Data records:
______________________________

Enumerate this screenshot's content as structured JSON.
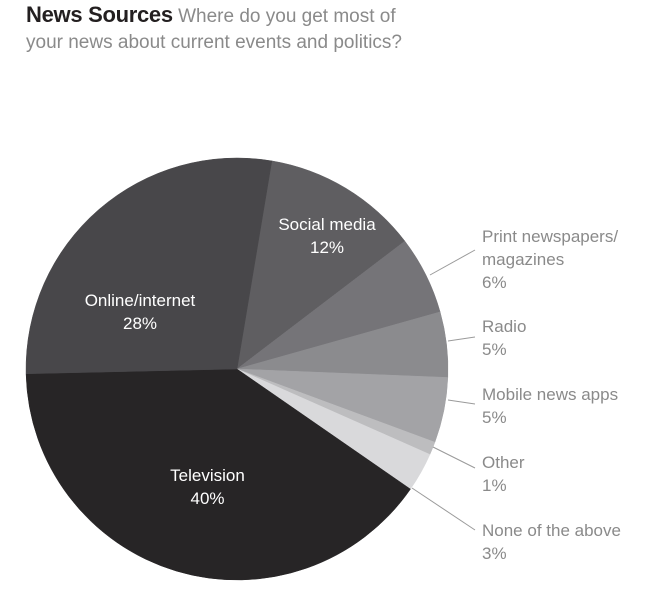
{
  "header": {
    "title": "News Sources",
    "subtitle": "Where do you get most of your news about current events and politics?"
  },
  "chart_data": {
    "type": "pie",
    "title": "News Sources",
    "subtitle": "Where do you get most of your news about current events and politics?",
    "start_angle_deg": 9.5,
    "direction": "clockwise",
    "slices": [
      {
        "label": "Social media",
        "value": 12,
        "display": "12%",
        "color": "#5f5e61",
        "label_position": "inside"
      },
      {
        "label": "Print newspapers/ magazines",
        "value": 6,
        "display": "6%",
        "color": "#757478",
        "label_position": "outside"
      },
      {
        "label": "Radio",
        "value": 5,
        "display": "5%",
        "color": "#8b8b8e",
        "label_position": "outside"
      },
      {
        "label": "Mobile news apps",
        "value": 5,
        "display": "5%",
        "color": "#a3a3a6",
        "label_position": "outside"
      },
      {
        "label": "Other",
        "value": 1,
        "display": "1%",
        "color": "#bdbdbf",
        "label_position": "outside"
      },
      {
        "label": "None of the above",
        "value": 3,
        "display": "3%",
        "color": "#d9d9db",
        "label_position": "outside"
      },
      {
        "label": "Television",
        "value": 40,
        "display": "40%",
        "color": "#272526",
        "label_position": "inside"
      },
      {
        "label": "Online/internet",
        "value": 28,
        "display": "28%",
        "color": "#48474a",
        "label_position": "inside"
      }
    ]
  },
  "labels": {
    "social": {
      "name": "Social media",
      "pct": "12%"
    },
    "online": {
      "name": "Online/internet",
      "pct": "28%"
    },
    "tv": {
      "name": "Television",
      "pct": "40%"
    },
    "print": {
      "name1": "Print newspapers/",
      "name2": "magazines",
      "pct": "6%"
    },
    "radio": {
      "name": "Radio",
      "pct": "5%"
    },
    "mobile": {
      "name": "Mobile news apps",
      "pct": "5%"
    },
    "other": {
      "name": "Other",
      "pct": "1%"
    },
    "none": {
      "name": "None of the above",
      "pct": "3%"
    }
  }
}
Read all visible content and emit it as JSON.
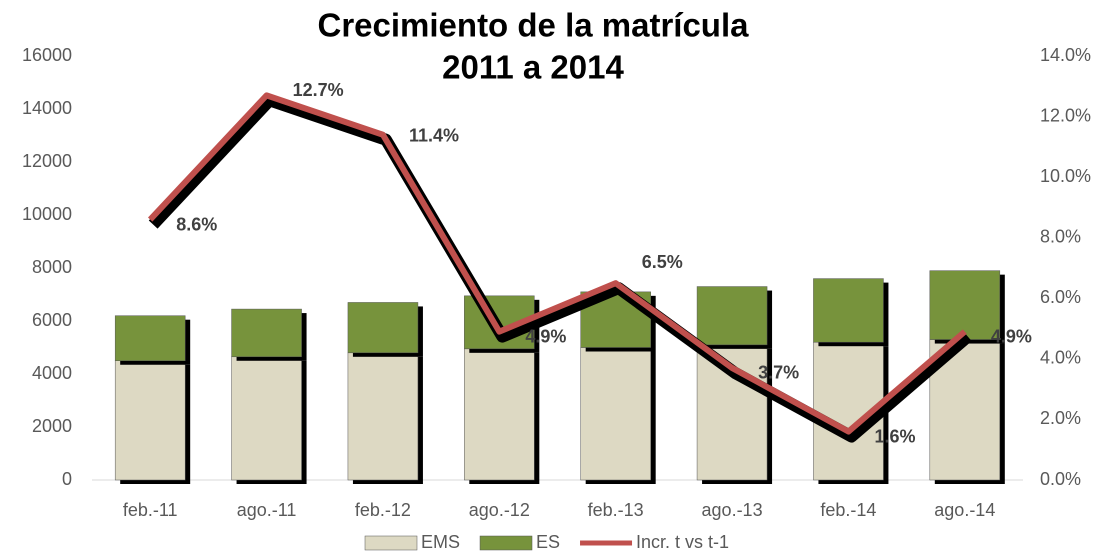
{
  "chart_data": {
    "type": "bar-line",
    "title": [
      "Crecimiento de la matrícula",
      "2011 a 2014"
    ],
    "categories": [
      "feb.-11",
      "ago.-11",
      "feb.-12",
      "ago.-12",
      "feb.-13",
      "ago.-13",
      "feb.-14",
      "ago.-14"
    ],
    "series": [
      {
        "name": "EMS",
        "color": "#ddd9c3",
        "values": [
          4500,
          4650,
          4800,
          4950,
          5000,
          5100,
          5200,
          5300
        ]
      },
      {
        "name": "ES",
        "color": "#77933c",
        "values": [
          1700,
          1800,
          1900,
          2000,
          2100,
          2200,
          2400,
          2600
        ]
      },
      {
        "name": "Incr. t vs t-1",
        "color": "#c0504d",
        "axis": "y2",
        "values": [
          8.6,
          12.7,
          11.4,
          4.9,
          6.5,
          3.7,
          1.6,
          4.9
        ],
        "value_labels": [
          "8.6%",
          "12.7%",
          "11.4%",
          "4.9%",
          "6.5%",
          "3.7%",
          "1.6%",
          "4.9%"
        ]
      }
    ],
    "ylim": [
      0,
      16000
    ],
    "yticks": [
      0,
      2000,
      4000,
      6000,
      8000,
      10000,
      12000,
      14000,
      16000
    ],
    "y2lim": [
      0,
      14
    ],
    "y2ticks": [
      {
        "value": 0,
        "label": "0.0%"
      },
      {
        "value": 2,
        "label": "2.0%"
      },
      {
        "value": 4,
        "label": "4.0%"
      },
      {
        "value": 6,
        "label": "6.0%"
      },
      {
        "value": 8,
        "label": "8.0%"
      },
      {
        "value": 10,
        "label": "10.0%"
      },
      {
        "value": 12,
        "label": "12.0%"
      },
      {
        "value": 14,
        "label": "14.0%"
      }
    ]
  }
}
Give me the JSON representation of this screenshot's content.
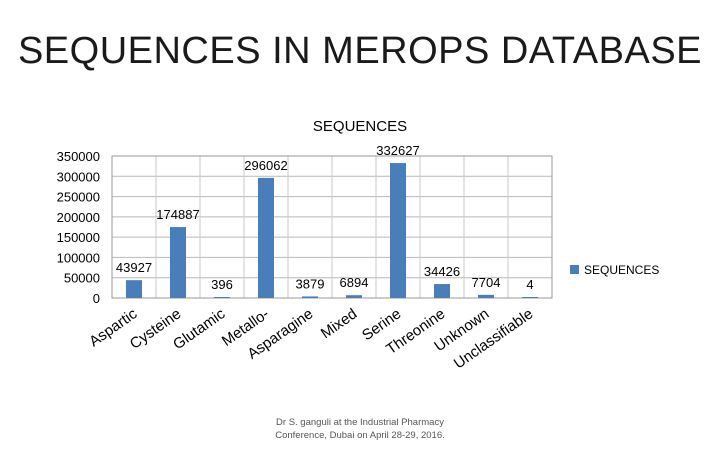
{
  "slide": {
    "title": "SEQUENCES IN MEROPS DATABASE",
    "footer_line1": "Dr S. ganguli at the Industrial Pharmacy",
    "footer_line2": "Conference, Dubai on April 28-29, 2016."
  },
  "chart_data": {
    "type": "bar",
    "title": "SEQUENCES",
    "xlabel": "",
    "ylabel": "",
    "ylim": [
      0,
      350000
    ],
    "y_ticks": [
      "350000",
      "300000",
      "250000",
      "200000",
      "150000",
      "100000",
      "50000",
      "0"
    ],
    "grid": true,
    "legend_position": "right",
    "categories": [
      "Aspartic",
      "Cysteine",
      "Glutamic",
      "Metallo-",
      "Asparagine",
      "Mixed",
      "Serine",
      "Threonine",
      "Unknown",
      "Unclassifiable"
    ],
    "series": [
      {
        "name": "SEQUENCES",
        "color": "#4a7ebb",
        "values": [
          43927,
          174887,
          396,
          296062,
          3879,
          6894,
          332627,
          34426,
          7704,
          4
        ],
        "labels": [
          "43927",
          "174887",
          "396",
          "296062",
          "3879",
          "6894",
          "332627",
          "34426",
          "7704",
          "4"
        ]
      }
    ]
  }
}
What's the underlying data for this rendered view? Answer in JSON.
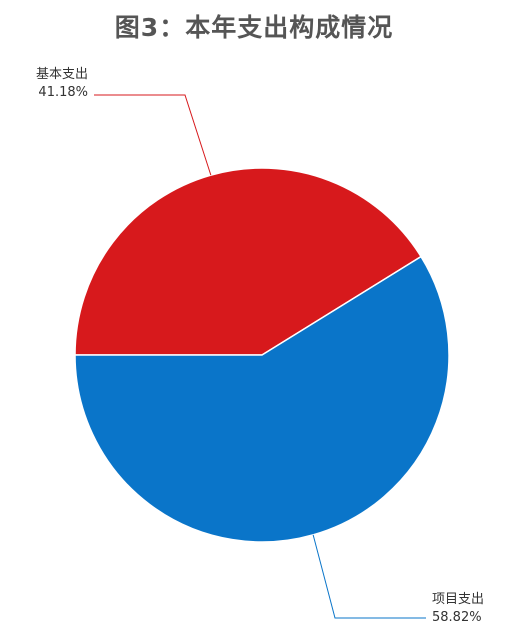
{
  "chart_data": {
    "type": "pie",
    "title": "图3：本年支出构成情况",
    "slices": [
      {
        "name": "基本支出",
        "value": 41.18,
        "value_label": "41.18%",
        "color": "#d7191c"
      },
      {
        "name": "项目支出",
        "value": 58.82,
        "value_label": "58.82%",
        "color": "#0a75c9"
      }
    ],
    "legend": "none",
    "labels": "outside with leader lines"
  }
}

______________________________

**Exercise instructions**
Reproduce every record above exactly, omitting the pictures.

**Solution for this problem**
Enumerate this screenshot's content as structured JSON.
{
  "header": {
    "title": "News Sources",
    "subtitle": "Where do you get most of your news about current events and politics?"
  },
  "chart_data": {
    "type": "pie",
    "title": "News Sources",
    "subtitle": "Where do you get most of your news about current events and politics?",
    "start_angle_deg": 9.5,
    "direction": "clockwise",
    "slices": [
      {
        "label": "Social media",
        "value": 12,
        "display": "12%",
        "color": "#5f5e61",
        "label_position": "inside"
      },
      {
        "label": "Print newspapers/ magazines",
        "value": 6,
        "display": "6%",
        "color": "#757478",
        "label_position": "outside"
      },
      {
        "label": "Radio",
        "value": 5,
        "display": "5%",
        "color": "#8b8b8e",
        "label_position": "outside"
      },
      {
        "label": "Mobile news apps",
        "value": 5,
        "display": "5%",
        "color": "#a3a3a6",
        "label_position": "outside"
      },
      {
        "label": "Other",
        "value": 1,
        "display": "1%",
        "color": "#bdbdbf",
        "label_position": "outside"
      },
      {
        "label": "None of the above",
        "value": 3,
        "display": "3%",
        "color": "#d9d9db",
        "label_position": "outside"
      },
      {
        "label": "Television",
        "value": 40,
        "display": "40%",
        "color": "#272526",
        "label_position": "inside"
      },
      {
        "label": "Online/internet",
        "value": 28,
        "display": "28%",
        "color": "#48474a",
        "label_position": "inside"
      }
    ]
  },
  "labels": {
    "social": {
      "name": "Social media",
      "pct": "12%"
    },
    "online": {
      "name": "Online/internet",
      "pct": "28%"
    },
    "tv": {
      "name": "Television",
      "pct": "40%"
    },
    "print": {
      "name1": "Print newspapers/",
      "name2": "magazines",
      "pct": "6%"
    },
    "radio": {
      "name": "Radio",
      "pct": "5%"
    },
    "mobile": {
      "name": "Mobile news apps",
      "pct": "5%"
    },
    "other": {
      "name": "Other",
      "pct": "1%"
    },
    "none": {
      "name": "None of the above",
      "pct": "3%"
    }
  }
}
Read all visible content and emit it as JSON.
{
  "chart_data": {
    "type": "bar-line",
    "title": [
      "Crecimiento de la matrícula",
      "2011 a 2014"
    ],
    "categories": [
      "feb.-11",
      "ago.-11",
      "feb.-12",
      "ago.-12",
      "feb.-13",
      "ago.-13",
      "feb.-14",
      "ago.-14"
    ],
    "series": [
      {
        "name": "EMS",
        "color": "#ddd9c3",
        "values": [
          4500,
          4650,
          4800,
          4950,
          5000,
          5100,
          5200,
          5300
        ]
      },
      {
        "name": "ES",
        "color": "#77933c",
        "values": [
          1700,
          1800,
          1900,
          2000,
          2100,
          2200,
          2400,
          2600
        ]
      },
      {
        "name": "Incr. t vs t-1",
        "color": "#c0504d",
        "axis": "y2",
        "values": [
          8.6,
          12.7,
          11.4,
          4.9,
          6.5,
          3.7,
          1.6,
          4.9
        ],
        "value_labels": [
          "8.6%",
          "12.7%",
          "11.4%",
          "4.9%",
          "6.5%",
          "3.7%",
          "1.6%",
          "4.9%"
        ]
      }
    ],
    "ylim": [
      0,
      16000
    ],
    "yticks": [
      0,
      2000,
      4000,
      6000,
      8000,
      10000,
      12000,
      14000,
      16000
    ],
    "y2lim": [
      0,
      14
    ],
    "y2ticks": [
      {
        "value": 0,
        "label": "0.0%"
      },
      {
        "value": 2,
        "label": "2.0%"
      },
      {
        "value": 4,
        "label": "4.0%"
      },
      {
        "value": 6,
        "label": "6.0%"
      },
      {
        "value": 8,
        "label": "8.0%"
      },
      {
        "value": 10,
        "label": "10.0%"
      },
      {
        "value": 12,
        "label": "12.0%"
      },
      {
        "value": 14,
        "label": "14.0%"
      }
    ]
  }
}
Give me the JSON representation of this screenshot's content.
{
  "slide": {
    "title": "SEQUENCES IN MEROPS DATABASE",
    "footer_line1": "Dr S. ganguli at the Industrial Pharmacy",
    "footer_line2": "Conference, Dubai on April 28-29, 2016."
  },
  "chart_data": {
    "type": "bar",
    "title": "SEQUENCES",
    "xlabel": "",
    "ylabel": "",
    "ylim": [
      0,
      350000
    ],
    "y_ticks": [
      "350000",
      "300000",
      "250000",
      "200000",
      "150000",
      "100000",
      "50000",
      "0"
    ],
    "grid": true,
    "legend_position": "right",
    "categories": [
      "Aspartic",
      "Cysteine",
      "Glutamic",
      "Metallo-",
      "Asparagine",
      "Mixed",
      "Serine",
      "Threonine",
      "Unknown",
      "Unclassifiable"
    ],
    "series": [
      {
        "name": "SEQUENCES",
        "color": "#4a7ebb",
        "values": [
          43927,
          174887,
          396,
          296062,
          3879,
          6894,
          332627,
          34426,
          7704,
          4
        ],
        "labels": [
          "43927",
          "174887",
          "396",
          "296062",
          "3879",
          "6894",
          "332627",
          "34426",
          "7704",
          "4"
        ]
      }
    ]
  }
}
What's the underlying data for this rendered view? Answer in JSON.
{
  "chart_data": {
    "type": "pie",
    "title": "图3：本年支出构成情况",
    "slices": [
      {
        "name": "基本支出",
        "value": 41.18,
        "value_label": "41.18%",
        "color": "#d7191c"
      },
      {
        "name": "项目支出",
        "value": 58.82,
        "value_label": "58.82%",
        "color": "#0a75c9"
      }
    ],
    "legend": "none",
    "labels": "outside with leader lines"
  }
}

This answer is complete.